_STATED EXERCISE_
Would you quote every entry exactly, dropping only the pictures?

_TASK MATERIAL_
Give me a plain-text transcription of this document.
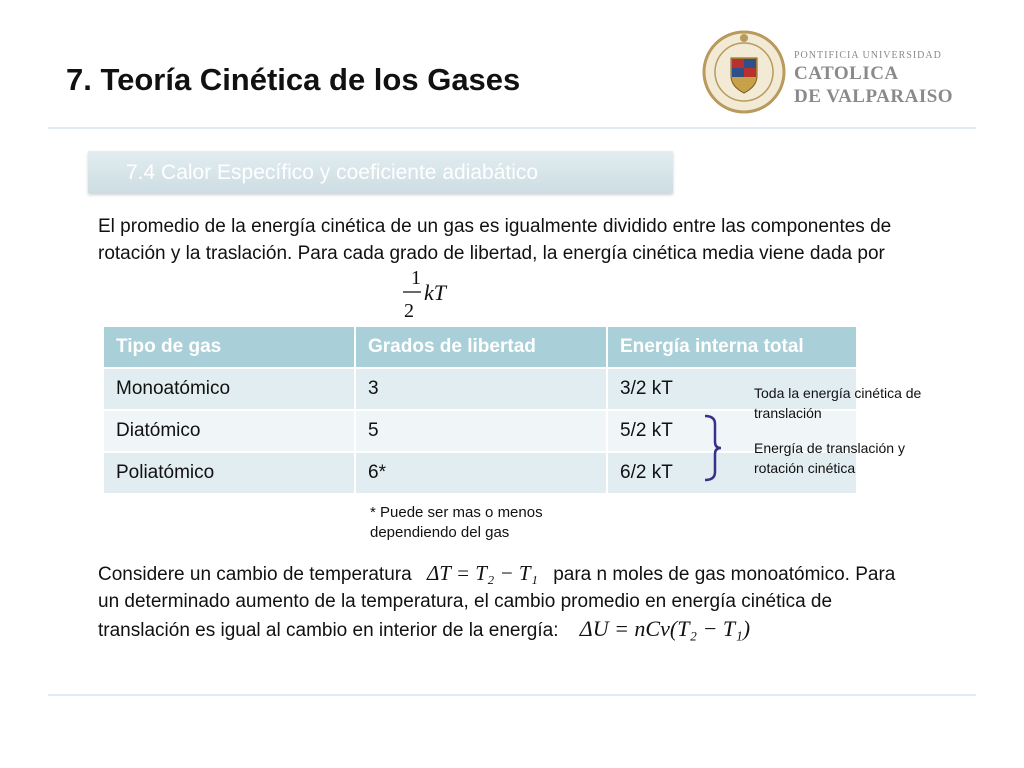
7. Teoría Cinética de los Gases
PONTIFICIA UNIVERSIDAD
CATOLICA
DE VALPARAISO
7.4 Calor Específico y coeficiente adiabático

El promedio de la energía cinética de un gas es igualmente dividido entre las componentes de rotación y la traslación. Para cada grado de libertad, la energía cinética media viene dada por

1
2
kT
Tipo de gas	Grados de libertad	Energía interna total
Monoatómico	3	3/2 kT
Diatómico	5	5/2 kT
Poliatómico	6*	6/2 kT

Toda la energía cinética de translación

Energía de translación y rotación cinética

* Puede ser mas o menos dependiendo del gas

Considere un cambio de temperatura ΔT = T₂ − T₁ para n moles de gas monoatómico. Para un determinado aumento de la temperatura, el cambio promedio en energía cinética de translación es igual al cambio en interior de la energía: ΔU = nCv(T₂ − T₁)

_SOLUTION_
Give me a plain-text transcription of this document.
7. Teoría Cinética de los Gases
PONTIFICIA UNIVERSIDAD
CATOLICA
DE VALPARAISO
7.4 Calor Específico y coeficiente adiabático

El promedio de la energía cinética de un gas es igualmente dividido entre las componentes de rotación y la traslación. Para cada grado de libertad, la energía cinética media viene dada por

1
2
kT
Tipo de gas	Grados de libertad	Energía interna total
Monoatómico	3	3/2 kT
Diatómico	5	5/2 kT
Poliatómico	6*	6/2 kT

Toda la energía cinética de translación

Energía de translación y rotación cinética

* Puede ser mas o menos dependiendo del gas

Considere un cambio de temperatura ΔT = T₂ − T₁ para n moles de gas monoatómico. Para un determinado aumento de la temperatura, el cambio promedio en energía cinética de translación es igual al cambio en interior de la energía: ΔU = nCv(T₂ − T₁)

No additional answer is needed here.